What you need to do: Of the lines in the listing below, how many hold "crops"? Answer with the number only.

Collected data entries
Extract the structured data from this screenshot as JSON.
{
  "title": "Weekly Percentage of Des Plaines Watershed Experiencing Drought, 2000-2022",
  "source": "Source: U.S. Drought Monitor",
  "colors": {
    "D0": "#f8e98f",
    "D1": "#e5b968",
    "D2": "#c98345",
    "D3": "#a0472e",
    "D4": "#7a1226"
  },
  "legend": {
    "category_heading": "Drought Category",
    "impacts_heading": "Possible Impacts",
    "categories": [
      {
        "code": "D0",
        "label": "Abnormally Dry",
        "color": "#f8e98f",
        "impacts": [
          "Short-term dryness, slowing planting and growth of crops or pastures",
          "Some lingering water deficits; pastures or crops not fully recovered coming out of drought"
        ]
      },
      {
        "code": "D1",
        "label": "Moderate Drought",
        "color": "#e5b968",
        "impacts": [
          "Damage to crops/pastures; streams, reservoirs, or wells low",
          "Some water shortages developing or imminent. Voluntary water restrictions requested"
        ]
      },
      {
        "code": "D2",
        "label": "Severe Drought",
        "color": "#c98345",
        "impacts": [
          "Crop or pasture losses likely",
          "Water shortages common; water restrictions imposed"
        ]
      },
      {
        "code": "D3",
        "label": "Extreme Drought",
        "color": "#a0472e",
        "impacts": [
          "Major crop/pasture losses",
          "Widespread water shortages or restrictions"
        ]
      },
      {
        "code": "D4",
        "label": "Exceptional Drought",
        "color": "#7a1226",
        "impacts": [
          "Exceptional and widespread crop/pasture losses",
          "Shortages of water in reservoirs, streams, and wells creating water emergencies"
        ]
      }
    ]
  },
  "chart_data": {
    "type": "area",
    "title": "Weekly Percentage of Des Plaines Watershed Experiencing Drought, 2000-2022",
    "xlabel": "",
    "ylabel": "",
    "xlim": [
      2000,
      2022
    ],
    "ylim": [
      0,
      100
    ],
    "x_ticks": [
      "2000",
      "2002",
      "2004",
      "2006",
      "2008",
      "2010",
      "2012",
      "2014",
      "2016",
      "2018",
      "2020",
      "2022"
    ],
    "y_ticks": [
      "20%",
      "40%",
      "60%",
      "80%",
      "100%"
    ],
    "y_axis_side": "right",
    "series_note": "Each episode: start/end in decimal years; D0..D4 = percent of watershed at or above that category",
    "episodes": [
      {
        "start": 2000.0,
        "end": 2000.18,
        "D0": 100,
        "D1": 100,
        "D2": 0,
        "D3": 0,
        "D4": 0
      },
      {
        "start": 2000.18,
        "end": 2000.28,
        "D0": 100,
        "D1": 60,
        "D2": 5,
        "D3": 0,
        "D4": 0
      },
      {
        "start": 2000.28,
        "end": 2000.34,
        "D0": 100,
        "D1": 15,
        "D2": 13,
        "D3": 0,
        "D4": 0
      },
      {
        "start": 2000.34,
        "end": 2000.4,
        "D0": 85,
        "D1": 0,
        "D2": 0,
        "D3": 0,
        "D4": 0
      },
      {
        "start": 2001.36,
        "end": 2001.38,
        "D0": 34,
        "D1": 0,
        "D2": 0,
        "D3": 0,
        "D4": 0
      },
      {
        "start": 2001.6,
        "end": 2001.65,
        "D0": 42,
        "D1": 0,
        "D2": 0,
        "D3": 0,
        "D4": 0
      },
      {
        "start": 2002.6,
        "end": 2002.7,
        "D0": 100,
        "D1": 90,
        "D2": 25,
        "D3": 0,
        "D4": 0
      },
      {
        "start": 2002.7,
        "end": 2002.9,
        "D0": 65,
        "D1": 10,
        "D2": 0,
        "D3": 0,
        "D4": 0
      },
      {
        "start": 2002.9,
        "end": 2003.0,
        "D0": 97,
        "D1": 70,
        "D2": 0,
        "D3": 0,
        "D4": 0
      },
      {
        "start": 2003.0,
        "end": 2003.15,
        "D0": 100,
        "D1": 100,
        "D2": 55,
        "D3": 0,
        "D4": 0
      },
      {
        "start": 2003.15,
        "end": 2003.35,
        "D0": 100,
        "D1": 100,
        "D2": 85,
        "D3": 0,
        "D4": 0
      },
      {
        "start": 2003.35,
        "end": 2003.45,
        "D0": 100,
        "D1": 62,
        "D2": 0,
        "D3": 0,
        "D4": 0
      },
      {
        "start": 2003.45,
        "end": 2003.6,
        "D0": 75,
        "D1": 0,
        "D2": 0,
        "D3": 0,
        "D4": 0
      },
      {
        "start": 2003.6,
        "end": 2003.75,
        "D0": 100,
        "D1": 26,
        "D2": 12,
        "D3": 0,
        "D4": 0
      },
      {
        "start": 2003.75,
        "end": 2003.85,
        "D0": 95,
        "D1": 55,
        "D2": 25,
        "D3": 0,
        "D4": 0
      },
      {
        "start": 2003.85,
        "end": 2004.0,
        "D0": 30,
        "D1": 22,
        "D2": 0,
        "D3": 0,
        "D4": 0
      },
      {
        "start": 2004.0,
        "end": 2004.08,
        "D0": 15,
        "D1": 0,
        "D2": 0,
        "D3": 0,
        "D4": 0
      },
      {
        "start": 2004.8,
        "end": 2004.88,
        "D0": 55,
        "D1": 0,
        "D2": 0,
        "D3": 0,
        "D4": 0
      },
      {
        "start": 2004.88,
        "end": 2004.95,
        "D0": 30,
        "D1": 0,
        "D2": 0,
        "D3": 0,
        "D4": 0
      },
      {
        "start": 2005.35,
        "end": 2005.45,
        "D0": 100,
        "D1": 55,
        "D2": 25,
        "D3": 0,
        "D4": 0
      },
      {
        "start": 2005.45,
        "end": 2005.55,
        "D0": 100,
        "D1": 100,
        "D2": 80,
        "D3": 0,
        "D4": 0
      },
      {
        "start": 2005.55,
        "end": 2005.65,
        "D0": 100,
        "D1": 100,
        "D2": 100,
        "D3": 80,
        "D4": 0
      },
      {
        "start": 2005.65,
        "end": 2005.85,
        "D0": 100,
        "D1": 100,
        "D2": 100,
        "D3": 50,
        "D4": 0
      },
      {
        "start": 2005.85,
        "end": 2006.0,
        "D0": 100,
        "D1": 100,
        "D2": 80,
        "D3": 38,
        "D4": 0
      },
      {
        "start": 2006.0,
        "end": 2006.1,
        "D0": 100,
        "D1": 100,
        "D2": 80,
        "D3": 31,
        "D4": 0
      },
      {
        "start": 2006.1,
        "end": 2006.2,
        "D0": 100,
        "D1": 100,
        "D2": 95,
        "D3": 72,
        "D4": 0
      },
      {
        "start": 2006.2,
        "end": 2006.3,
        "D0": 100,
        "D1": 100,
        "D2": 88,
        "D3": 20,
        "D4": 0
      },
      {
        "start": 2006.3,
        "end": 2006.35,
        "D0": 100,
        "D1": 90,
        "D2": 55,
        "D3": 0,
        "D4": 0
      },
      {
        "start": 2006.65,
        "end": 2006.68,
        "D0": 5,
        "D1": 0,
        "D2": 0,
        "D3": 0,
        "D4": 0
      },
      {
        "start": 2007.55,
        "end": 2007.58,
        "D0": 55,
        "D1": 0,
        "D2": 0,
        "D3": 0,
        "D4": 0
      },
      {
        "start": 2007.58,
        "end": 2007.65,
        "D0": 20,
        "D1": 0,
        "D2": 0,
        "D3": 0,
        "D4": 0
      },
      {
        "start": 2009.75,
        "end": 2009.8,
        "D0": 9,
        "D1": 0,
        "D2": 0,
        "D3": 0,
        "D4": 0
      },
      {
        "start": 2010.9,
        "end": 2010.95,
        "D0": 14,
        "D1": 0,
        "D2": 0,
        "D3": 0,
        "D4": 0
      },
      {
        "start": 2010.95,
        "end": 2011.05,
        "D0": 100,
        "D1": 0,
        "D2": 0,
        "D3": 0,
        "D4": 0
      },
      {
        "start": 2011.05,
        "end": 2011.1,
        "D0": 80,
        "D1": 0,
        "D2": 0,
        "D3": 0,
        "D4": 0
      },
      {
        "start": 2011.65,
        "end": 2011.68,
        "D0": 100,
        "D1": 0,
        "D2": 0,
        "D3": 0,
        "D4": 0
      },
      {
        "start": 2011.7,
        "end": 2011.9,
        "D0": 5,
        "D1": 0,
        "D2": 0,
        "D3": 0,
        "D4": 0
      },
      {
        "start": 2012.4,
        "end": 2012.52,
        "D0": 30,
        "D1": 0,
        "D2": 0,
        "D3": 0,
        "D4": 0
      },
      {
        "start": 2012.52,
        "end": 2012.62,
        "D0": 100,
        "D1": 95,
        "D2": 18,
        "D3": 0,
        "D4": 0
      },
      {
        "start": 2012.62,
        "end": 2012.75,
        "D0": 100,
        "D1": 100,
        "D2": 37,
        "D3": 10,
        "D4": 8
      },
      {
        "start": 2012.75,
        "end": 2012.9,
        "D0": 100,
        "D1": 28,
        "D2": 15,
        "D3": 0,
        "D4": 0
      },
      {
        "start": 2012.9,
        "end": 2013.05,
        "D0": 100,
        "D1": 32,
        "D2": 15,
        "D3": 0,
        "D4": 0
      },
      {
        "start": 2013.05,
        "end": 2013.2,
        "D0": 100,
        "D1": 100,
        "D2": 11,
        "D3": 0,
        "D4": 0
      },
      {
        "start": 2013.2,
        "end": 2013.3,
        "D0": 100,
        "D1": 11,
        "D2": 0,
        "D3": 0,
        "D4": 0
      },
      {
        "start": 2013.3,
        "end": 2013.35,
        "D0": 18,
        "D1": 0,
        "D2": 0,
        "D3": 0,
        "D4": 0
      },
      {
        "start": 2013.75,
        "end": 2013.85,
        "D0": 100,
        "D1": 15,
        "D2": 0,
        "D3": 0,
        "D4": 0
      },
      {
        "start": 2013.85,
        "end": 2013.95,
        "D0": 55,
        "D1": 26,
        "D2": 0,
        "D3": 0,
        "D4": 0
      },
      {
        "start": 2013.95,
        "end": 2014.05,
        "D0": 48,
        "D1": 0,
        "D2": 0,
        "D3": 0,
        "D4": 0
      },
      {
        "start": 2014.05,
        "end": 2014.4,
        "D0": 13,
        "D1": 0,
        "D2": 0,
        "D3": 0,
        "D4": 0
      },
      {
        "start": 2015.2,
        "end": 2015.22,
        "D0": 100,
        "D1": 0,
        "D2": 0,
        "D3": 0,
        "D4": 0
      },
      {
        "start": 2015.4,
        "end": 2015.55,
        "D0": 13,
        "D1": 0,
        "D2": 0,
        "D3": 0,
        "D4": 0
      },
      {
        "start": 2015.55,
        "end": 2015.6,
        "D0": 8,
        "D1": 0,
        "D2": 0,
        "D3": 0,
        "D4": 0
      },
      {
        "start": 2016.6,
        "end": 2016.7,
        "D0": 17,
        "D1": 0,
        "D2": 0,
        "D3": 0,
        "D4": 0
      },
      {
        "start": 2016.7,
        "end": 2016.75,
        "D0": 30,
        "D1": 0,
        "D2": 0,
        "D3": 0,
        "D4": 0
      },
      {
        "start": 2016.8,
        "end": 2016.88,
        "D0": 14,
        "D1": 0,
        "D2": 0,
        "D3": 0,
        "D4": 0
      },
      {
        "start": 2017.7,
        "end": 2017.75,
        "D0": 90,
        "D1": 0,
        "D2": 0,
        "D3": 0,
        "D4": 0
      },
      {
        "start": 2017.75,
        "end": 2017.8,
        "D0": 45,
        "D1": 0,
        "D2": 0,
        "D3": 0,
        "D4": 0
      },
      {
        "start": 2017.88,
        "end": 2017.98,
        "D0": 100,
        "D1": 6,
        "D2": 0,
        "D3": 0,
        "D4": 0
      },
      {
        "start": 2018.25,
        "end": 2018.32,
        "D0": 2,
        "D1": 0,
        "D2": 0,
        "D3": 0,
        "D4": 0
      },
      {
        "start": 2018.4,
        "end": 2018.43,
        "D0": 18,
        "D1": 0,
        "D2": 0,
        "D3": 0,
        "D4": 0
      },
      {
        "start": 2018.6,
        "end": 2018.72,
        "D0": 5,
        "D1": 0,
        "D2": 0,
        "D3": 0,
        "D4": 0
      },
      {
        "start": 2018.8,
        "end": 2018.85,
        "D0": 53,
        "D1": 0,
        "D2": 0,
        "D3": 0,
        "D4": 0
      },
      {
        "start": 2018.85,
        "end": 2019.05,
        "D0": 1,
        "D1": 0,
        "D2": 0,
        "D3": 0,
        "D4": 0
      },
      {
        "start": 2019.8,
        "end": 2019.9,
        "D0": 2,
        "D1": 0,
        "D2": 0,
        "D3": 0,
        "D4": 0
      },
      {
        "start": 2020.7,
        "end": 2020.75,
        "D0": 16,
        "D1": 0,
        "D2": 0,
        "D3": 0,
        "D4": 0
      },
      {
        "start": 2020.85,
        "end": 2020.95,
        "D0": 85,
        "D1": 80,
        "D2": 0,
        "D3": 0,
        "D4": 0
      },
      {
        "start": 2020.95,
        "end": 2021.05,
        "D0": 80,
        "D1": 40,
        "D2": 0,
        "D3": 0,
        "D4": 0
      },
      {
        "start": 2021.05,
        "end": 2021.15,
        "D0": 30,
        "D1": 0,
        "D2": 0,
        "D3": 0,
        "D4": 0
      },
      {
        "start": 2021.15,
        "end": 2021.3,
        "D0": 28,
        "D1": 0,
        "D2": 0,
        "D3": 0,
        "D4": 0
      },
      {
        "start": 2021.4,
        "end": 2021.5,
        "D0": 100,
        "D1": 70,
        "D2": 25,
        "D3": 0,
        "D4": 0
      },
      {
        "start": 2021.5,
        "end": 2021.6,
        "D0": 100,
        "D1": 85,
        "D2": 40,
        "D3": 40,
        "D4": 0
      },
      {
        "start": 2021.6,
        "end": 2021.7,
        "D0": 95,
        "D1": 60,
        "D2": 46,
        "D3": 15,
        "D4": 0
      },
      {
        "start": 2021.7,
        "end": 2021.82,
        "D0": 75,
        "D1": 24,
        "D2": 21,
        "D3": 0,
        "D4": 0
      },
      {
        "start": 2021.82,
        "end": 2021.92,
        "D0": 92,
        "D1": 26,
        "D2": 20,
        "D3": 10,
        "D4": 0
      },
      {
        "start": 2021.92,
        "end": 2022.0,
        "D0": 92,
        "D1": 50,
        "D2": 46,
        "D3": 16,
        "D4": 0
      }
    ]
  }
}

Solution: 3